> _Extrait du document_
****************

Le vingtième siècle iranien. Le jeu des quatre familles
Iran, vers le désastre ?
Le vingtième siècle iranien. Le jeu des quatre familles
Iran, vers le désastre ?
L’Iran est au cœur de l’actualité internationale. Il ne se passe pas une semaine sans qu’on aborde la question du nucléaire iranien et les enjeux pour le Proche-Orient que recèle la possession de « la bombe » par le régime des ayatollahs. Pourtant, il serait erroné de réduire la question iranienne aux tensions, bien réelles, entre la communauté internationale, emmenée par les États-Unis et l’Union européenne, et le régime de Téhéran. L’évolution de l’Iran est également conditionnée par des mutations internes profondes et des rivalités idéologiques et religieuses qui animent le régime islamique. Deux livres viennent éclairer ces enjeux iraniens.
Le vingtième siècle iranien de l’universitaire Ramine Kamrane apporte un arrière-fond historique et sociologique aux événements les plus récents. Il éclaire d’un jour nouveau l’évolution politique de l’Iran au cours du XXe siècle et permet de saisir l’évolution actuelle du régime iranien. Le point de départ de la démonstration est la révolution constitutionnelle de 1906, qui se voulait une rupture avec le passé rétrograde et une promesse de liberté et de progrès. Avec clarté, Kamrane identifie de manière convaincante quatre familles politiques rivales qui animent depuis la politique iranienne : libérale, autoritaire, radicale, réactionnaire.
La famille libérale connaît une grande victoire – 1906 – et quatre défaites : 1921-1925, 1953, 1960-1964 et 1979. « La révolution de 1906, écrit l’auteur, a été avant tout l’œuvre des libéraux qui visaient à changer le régime politique de l’Iran pour enrayer la décadence du pays. » Appuyés par les couches urbaines, les libéraux plaident pour le parlementarisme et le respect de la Constitution démocratique. Influencés par les idées européennes, ils veulent limiter le pouvoir du monarque et déplacer la souveraineté nationale du trône au Parlement. Leur figure majeure au XXe siècle est Mohammed Mossadegh, Premier ministre de 1951 à 1953, promoteur d’une politique volontariste de nationalisation du pétrole iranien contrôlé par les Anglais, finalement renversé par la CIA. À chaque fois qu’ils gagneront en écho, les libéraux se verront contester par les radicaux (1953) ou doubler par les autoritaristes (1960-1964) puis les réactionnaires (1979). Ils sont les grands perdants du jeu des quatre familles.

****************

> _Données fournies_
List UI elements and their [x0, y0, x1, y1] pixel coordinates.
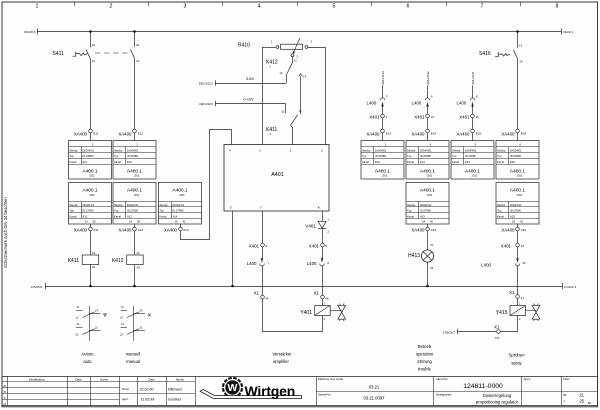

****************

> _Travail demandé_
**1.** Traduisez en anglais la phrase suivante de l'extrait sur l'Iran : « Le point de départ de la démonstration est la révolution constitutionnelle de 1906, qui se voulait une rupture avec le passé rétrograde et une promesse de liberté et de progrès. »
**2.** Reproduisez fidèlement le passage de l'extrait sur l'Iran qui s'ouvre sur les mots contenant « Le vingtième siècle iranien de » et se termine par « autoritaire, radicale, réactionnaire. ».

> _Corrigé par consigne_
**1.** The starting point of the argument is the constitutional revolution of 1906, which was meant to be a break with the backward past and a promise of freedom and progress.

**2.**
Le vingtième siècle iranien de l’universitaire Ramine Kamrane apporte un arrière-fond historique et sociologique aux événements les plus récents. Il éclaire d’un jour nouveau l’évolution politique de l’Iran au cours du XXe siècle et permet de saisir l’évolution actuelle du régime iranien. Le point de départ de la démonstration est la révolution constitutionnelle de 1906, qui se voulait une rupture avec le passé rétrograde et une promesse de liberté et de progrès. Avec clarté, Kamrane identifie de manière convaincante quatre familles politiques rivales qui animent depuis la politique iranienne : libérale, autoritaire, radicale, réactionnaire.